What needs to be done
Copy out every line in which the string "true" occurs.

Materials provided
— BEGIN —
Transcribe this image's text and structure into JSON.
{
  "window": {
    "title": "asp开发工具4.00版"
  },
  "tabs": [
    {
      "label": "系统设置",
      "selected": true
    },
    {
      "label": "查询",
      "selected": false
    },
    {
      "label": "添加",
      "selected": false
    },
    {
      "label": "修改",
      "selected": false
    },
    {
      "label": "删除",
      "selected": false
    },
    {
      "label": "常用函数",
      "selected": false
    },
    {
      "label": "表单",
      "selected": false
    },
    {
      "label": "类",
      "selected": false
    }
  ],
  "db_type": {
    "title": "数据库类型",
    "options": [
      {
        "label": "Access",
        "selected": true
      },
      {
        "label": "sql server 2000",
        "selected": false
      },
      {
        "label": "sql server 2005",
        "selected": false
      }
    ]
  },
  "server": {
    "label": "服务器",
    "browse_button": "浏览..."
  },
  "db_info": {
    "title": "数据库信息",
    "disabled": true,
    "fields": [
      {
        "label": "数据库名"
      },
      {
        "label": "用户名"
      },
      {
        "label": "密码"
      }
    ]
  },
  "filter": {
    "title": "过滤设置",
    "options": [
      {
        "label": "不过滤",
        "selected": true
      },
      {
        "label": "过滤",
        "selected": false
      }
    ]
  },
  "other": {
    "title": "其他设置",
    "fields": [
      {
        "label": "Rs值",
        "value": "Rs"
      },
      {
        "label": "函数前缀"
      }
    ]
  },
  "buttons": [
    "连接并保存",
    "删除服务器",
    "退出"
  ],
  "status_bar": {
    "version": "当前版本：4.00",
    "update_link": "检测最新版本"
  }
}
— END —
Solution
      "selected": true
        "selected": true
    "disabled": true,
        "selected": true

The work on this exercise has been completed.